(Task to carry out)
Omit every picture, then give all the entries again exactly.

[Stored data]
--- --- ---

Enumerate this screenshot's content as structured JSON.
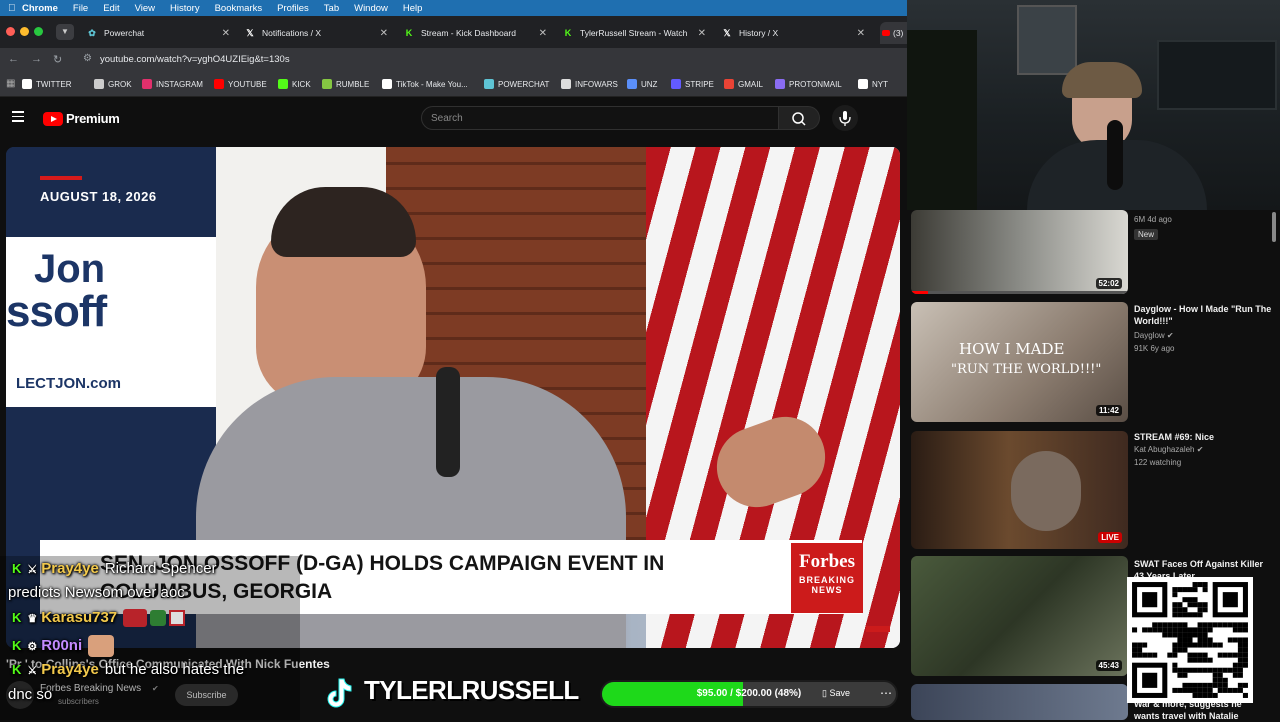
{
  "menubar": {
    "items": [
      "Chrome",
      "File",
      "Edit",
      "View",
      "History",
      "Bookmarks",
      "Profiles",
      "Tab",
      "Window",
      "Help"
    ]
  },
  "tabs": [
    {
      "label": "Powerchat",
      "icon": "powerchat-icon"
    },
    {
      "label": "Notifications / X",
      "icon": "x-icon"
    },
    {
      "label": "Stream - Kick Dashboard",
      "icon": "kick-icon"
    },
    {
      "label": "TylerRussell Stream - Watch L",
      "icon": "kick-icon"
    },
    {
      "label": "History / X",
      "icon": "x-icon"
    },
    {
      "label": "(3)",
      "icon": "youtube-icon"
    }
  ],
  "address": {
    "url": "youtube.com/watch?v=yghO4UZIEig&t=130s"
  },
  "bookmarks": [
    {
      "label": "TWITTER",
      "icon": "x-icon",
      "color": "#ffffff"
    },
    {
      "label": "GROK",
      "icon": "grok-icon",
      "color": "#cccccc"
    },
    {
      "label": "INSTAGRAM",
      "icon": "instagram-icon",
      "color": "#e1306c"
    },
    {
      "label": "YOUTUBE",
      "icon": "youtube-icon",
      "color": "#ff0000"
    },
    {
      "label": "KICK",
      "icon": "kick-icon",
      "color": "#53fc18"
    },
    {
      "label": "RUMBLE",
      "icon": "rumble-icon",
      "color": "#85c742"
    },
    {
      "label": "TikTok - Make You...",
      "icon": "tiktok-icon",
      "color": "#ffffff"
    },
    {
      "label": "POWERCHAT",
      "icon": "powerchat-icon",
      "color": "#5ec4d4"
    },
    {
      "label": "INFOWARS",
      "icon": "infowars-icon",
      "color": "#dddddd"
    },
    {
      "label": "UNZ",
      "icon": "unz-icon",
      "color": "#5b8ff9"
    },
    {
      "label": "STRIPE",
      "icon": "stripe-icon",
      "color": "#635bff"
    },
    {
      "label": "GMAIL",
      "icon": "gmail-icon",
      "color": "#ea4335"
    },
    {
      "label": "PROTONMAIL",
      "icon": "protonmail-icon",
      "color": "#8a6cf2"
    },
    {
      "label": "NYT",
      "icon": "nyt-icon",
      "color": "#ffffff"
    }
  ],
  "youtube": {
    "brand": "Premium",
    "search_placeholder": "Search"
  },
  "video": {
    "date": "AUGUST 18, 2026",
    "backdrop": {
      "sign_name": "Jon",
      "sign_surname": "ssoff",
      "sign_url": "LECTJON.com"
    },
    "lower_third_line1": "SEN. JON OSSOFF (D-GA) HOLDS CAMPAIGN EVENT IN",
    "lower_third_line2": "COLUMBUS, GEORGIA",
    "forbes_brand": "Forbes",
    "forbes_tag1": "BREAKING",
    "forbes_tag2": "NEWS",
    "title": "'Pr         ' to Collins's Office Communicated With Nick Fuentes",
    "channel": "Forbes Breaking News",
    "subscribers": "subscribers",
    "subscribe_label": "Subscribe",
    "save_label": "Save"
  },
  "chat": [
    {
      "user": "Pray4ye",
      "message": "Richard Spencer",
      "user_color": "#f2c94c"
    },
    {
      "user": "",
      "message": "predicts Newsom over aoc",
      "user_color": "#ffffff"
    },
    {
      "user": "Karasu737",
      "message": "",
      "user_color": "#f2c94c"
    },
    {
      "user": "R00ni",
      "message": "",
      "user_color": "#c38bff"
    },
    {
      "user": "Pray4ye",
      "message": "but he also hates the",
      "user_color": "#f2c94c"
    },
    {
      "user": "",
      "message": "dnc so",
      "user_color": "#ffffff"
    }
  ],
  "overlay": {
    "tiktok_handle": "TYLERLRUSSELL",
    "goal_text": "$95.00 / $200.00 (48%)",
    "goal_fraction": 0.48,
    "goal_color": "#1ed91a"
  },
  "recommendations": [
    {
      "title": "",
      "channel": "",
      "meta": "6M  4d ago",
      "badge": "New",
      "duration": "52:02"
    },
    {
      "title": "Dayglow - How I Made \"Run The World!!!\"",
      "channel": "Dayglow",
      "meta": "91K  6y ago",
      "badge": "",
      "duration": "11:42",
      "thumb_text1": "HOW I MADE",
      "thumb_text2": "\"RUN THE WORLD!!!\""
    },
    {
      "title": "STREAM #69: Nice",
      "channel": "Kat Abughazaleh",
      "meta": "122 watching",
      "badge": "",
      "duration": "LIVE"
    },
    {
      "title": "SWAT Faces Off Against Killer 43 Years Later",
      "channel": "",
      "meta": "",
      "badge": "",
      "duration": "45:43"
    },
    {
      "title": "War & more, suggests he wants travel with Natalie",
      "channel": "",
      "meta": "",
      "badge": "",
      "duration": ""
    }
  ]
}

--- --- ---

(Worked answer)
Enumerate this screenshot's content as structured JSON.
{
  "menubar": {
    "items": [
      "Chrome",
      "File",
      "Edit",
      "View",
      "History",
      "Bookmarks",
      "Profiles",
      "Tab",
      "Window",
      "Help"
    ]
  },
  "tabs": [
    {
      "label": "Powerchat",
      "icon": "powerchat-icon"
    },
    {
      "label": "Notifications / X",
      "icon": "x-icon"
    },
    {
      "label": "Stream - Kick Dashboard",
      "icon": "kick-icon"
    },
    {
      "label": "TylerRussell Stream - Watch L",
      "icon": "kick-icon"
    },
    {
      "label": "History / X",
      "icon": "x-icon"
    },
    {
      "label": "(3)",
      "icon": "youtube-icon"
    }
  ],
  "address": {
    "url": "youtube.com/watch?v=yghO4UZIEig&t=130s"
  },
  "bookmarks": [
    {
      "label": "TWITTER",
      "icon": "x-icon",
      "color": "#ffffff"
    },
    {
      "label": "GROK",
      "icon": "grok-icon",
      "color": "#cccccc"
    },
    {
      "label": "INSTAGRAM",
      "icon": "instagram-icon",
      "color": "#e1306c"
    },
    {
      "label": "YOUTUBE",
      "icon": "youtube-icon",
      "color": "#ff0000"
    },
    {
      "label": "KICK",
      "icon": "kick-icon",
      "color": "#53fc18"
    },
    {
      "label": "RUMBLE",
      "icon": "rumble-icon",
      "color": "#85c742"
    },
    {
      "label": "TikTok - Make You...",
      "icon": "tiktok-icon",
      "color": "#ffffff"
    },
    {
      "label": "POWERCHAT",
      "icon": "powerchat-icon",
      "color": "#5ec4d4"
    },
    {
      "label": "INFOWARS",
      "icon": "infowars-icon",
      "color": "#dddddd"
    },
    {
      "label": "UNZ",
      "icon": "unz-icon",
      "color": "#5b8ff9"
    },
    {
      "label": "STRIPE",
      "icon": "stripe-icon",
      "color": "#635bff"
    },
    {
      "label": "GMAIL",
      "icon": "gmail-icon",
      "color": "#ea4335"
    },
    {
      "label": "PROTONMAIL",
      "icon": "protonmail-icon",
      "color": "#8a6cf2"
    },
    {
      "label": "NYT",
      "icon": "nyt-icon",
      "color": "#ffffff"
    }
  ],
  "youtube": {
    "brand": "Premium",
    "search_placeholder": "Search"
  },
  "video": {
    "date": "AUGUST 18, 2026",
    "backdrop": {
      "sign_name": "Jon",
      "sign_surname": "ssoff",
      "sign_url": "LECTJON.com"
    },
    "lower_third_line1": "SEN. JON OSSOFF (D-GA) HOLDS CAMPAIGN EVENT IN",
    "lower_third_line2": "COLUMBUS, GEORGIA",
    "forbes_brand": "Forbes",
    "forbes_tag1": "BREAKING",
    "forbes_tag2": "NEWS",
    "title": "'Pr         ' to Collins's Office Communicated With Nick Fuentes",
    "channel": "Forbes Breaking News",
    "subscribers": "subscribers",
    "subscribe_label": "Subscribe",
    "save_label": "Save"
  },
  "chat": [
    {
      "user": "Pray4ye",
      "message": "Richard Spencer",
      "user_color": "#f2c94c"
    },
    {
      "user": "",
      "message": "predicts Newsom over aoc",
      "user_color": "#ffffff"
    },
    {
      "user": "Karasu737",
      "message": "",
      "user_color": "#f2c94c"
    },
    {
      "user": "R00ni",
      "message": "",
      "user_color": "#c38bff"
    },
    {
      "user": "Pray4ye",
      "message": "but he also hates the",
      "user_color": "#f2c94c"
    },
    {
      "user": "",
      "message": "dnc so",
      "user_color": "#ffffff"
    }
  ],
  "overlay": {
    "tiktok_handle": "TYLERLRUSSELL",
    "goal_text": "$95.00 / $200.00 (48%)",
    "goal_fraction": 0.48,
    "goal_color": "#1ed91a"
  },
  "recommendations": [
    {
      "title": "",
      "channel": "",
      "meta": "6M  4d ago",
      "badge": "New",
      "duration": "52:02"
    },
    {
      "title": "Dayglow - How I Made \"Run The World!!!\"",
      "channel": "Dayglow",
      "meta": "91K  6y ago",
      "badge": "",
      "duration": "11:42",
      "thumb_text1": "HOW I MADE",
      "thumb_text2": "\"RUN THE WORLD!!!\""
    },
    {
      "title": "STREAM #69: Nice",
      "channel": "Kat Abughazaleh",
      "meta": "122 watching",
      "badge": "",
      "duration": "LIVE"
    },
    {
      "title": "SWAT Faces Off Against Killer 43 Years Later",
      "channel": "",
      "meta": "",
      "badge": "",
      "duration": "45:43"
    },
    {
      "title": "War & more, suggests he wants travel with Natalie",
      "channel": "",
      "meta": "",
      "badge": "",
      "duration": ""
    }
  ]
}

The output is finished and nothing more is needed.